§ Problem requirements
Copy each line of the records that contains the word "STROKES".

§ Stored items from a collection
···

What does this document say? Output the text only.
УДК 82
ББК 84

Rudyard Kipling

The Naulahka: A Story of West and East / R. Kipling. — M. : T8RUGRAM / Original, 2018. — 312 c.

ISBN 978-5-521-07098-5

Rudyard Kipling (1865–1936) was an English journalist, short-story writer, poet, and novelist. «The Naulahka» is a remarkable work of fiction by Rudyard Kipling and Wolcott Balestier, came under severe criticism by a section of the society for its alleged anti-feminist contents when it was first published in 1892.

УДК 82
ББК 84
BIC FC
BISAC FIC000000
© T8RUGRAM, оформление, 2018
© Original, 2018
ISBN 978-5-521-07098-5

···

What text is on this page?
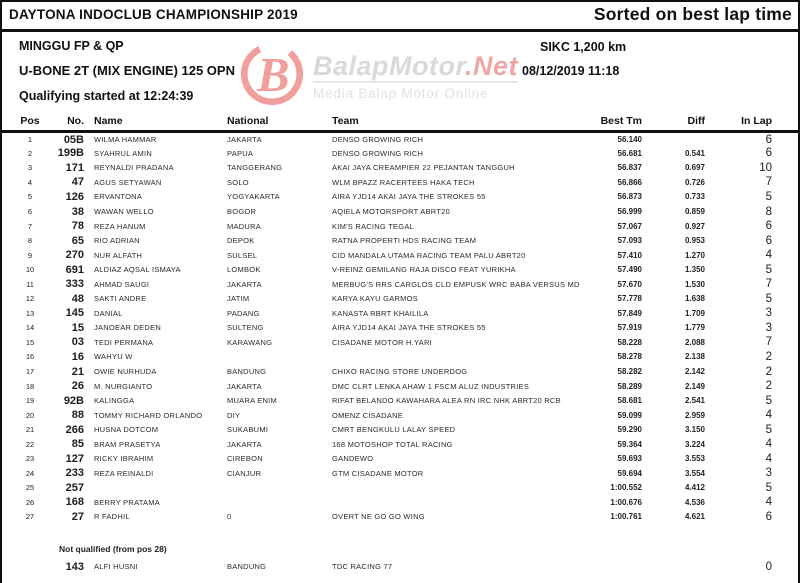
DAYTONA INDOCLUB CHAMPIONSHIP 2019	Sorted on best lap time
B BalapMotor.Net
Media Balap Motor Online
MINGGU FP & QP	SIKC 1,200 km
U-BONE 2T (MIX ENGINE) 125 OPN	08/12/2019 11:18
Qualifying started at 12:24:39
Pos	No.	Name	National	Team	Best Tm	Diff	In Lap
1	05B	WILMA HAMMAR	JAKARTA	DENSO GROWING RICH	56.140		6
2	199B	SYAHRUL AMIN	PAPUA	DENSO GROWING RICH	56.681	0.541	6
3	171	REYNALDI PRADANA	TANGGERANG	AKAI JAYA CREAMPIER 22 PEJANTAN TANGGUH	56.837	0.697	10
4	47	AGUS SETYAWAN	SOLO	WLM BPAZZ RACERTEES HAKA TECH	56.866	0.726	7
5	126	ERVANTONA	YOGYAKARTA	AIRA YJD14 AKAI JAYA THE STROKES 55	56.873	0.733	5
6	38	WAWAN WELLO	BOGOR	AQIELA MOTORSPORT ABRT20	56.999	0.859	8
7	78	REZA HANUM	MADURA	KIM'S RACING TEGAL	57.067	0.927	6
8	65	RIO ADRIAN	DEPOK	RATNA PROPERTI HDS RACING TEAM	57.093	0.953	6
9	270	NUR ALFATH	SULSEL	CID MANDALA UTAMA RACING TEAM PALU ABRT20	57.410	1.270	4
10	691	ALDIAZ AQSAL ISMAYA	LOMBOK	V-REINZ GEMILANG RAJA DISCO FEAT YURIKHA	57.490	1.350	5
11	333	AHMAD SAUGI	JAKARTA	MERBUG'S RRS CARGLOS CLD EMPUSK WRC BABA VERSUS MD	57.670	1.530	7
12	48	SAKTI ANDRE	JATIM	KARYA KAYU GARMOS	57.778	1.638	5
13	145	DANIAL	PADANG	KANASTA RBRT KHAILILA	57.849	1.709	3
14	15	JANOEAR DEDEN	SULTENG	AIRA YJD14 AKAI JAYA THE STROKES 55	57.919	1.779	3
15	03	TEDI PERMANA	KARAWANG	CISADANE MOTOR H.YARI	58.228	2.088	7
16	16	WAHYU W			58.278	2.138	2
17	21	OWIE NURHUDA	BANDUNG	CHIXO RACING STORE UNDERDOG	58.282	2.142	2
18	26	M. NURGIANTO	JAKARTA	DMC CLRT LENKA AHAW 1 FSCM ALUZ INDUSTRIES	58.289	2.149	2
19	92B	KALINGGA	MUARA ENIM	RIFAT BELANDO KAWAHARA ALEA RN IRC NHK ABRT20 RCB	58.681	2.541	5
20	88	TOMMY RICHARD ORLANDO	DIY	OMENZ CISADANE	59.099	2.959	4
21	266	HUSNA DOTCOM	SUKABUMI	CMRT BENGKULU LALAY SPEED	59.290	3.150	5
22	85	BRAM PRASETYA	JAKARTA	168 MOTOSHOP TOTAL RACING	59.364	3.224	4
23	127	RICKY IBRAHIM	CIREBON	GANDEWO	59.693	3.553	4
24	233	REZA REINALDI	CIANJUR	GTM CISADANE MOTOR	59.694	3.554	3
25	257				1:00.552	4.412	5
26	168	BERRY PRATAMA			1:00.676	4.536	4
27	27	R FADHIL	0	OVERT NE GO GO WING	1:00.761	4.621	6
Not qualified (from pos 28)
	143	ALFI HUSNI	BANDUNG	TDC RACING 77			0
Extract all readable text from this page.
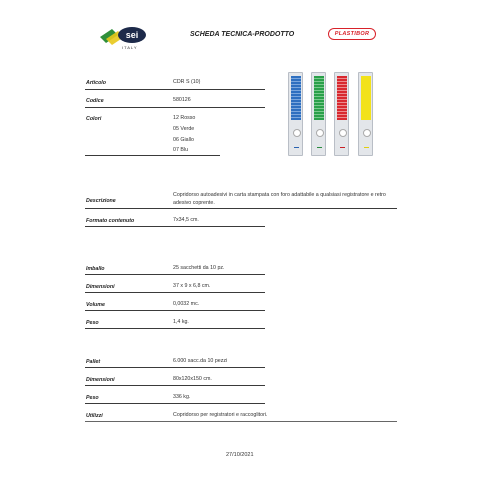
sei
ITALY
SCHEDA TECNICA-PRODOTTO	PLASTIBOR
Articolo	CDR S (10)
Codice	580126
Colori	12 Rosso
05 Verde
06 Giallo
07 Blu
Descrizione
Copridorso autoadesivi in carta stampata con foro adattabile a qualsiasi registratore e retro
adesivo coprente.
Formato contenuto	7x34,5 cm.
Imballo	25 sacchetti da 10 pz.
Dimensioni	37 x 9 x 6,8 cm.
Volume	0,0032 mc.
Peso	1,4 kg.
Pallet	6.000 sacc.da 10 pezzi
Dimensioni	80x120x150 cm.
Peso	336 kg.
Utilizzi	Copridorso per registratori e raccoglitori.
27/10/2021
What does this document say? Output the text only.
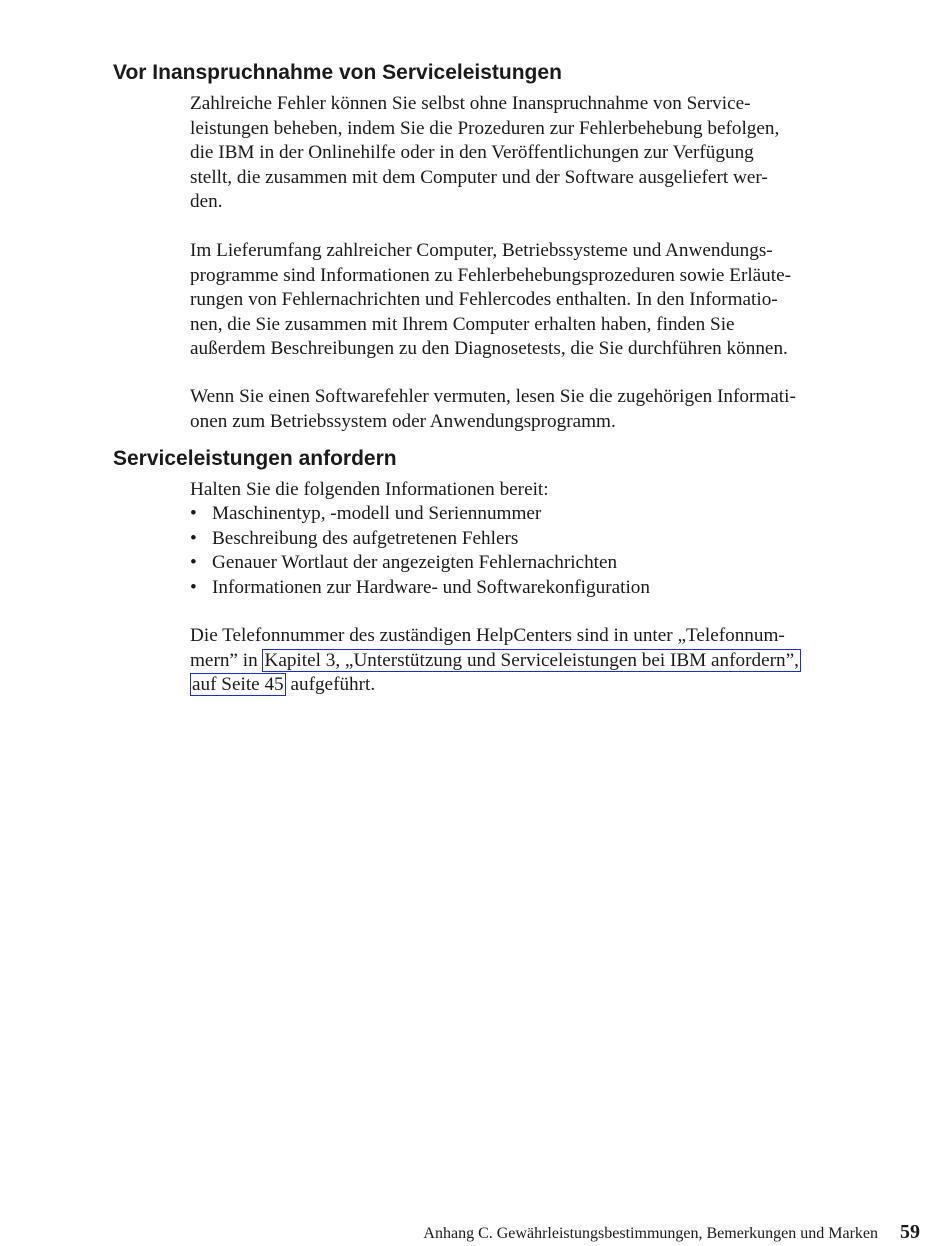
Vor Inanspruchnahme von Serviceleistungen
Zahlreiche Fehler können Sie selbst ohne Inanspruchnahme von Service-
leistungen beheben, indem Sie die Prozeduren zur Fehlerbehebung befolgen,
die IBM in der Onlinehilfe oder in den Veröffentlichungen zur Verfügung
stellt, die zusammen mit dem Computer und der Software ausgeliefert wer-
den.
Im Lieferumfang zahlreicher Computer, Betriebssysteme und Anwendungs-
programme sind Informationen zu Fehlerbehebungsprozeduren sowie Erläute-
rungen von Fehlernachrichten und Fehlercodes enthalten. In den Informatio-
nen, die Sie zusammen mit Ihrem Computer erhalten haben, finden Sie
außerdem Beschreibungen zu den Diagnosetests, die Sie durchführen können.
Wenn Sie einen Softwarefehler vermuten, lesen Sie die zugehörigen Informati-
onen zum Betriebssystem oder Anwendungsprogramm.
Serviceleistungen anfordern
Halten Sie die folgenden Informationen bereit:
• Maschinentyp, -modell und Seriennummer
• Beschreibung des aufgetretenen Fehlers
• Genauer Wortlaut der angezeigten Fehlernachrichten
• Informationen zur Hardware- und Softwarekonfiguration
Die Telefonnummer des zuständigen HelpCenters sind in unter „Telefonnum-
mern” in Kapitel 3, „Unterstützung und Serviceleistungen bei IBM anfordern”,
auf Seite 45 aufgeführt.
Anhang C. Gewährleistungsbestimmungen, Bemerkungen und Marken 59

···

§ Answer
5	126	ERVANTONA	YOGYAKARTA	AIRA YJD14 AKAI JAYA THE STROKES 55	56.873	0.733	5
14	15	JANOEAR DEDEN	SULTENG	AIRA YJD14 AKAI JAYA THE STROKES 55	57.919	1.779	3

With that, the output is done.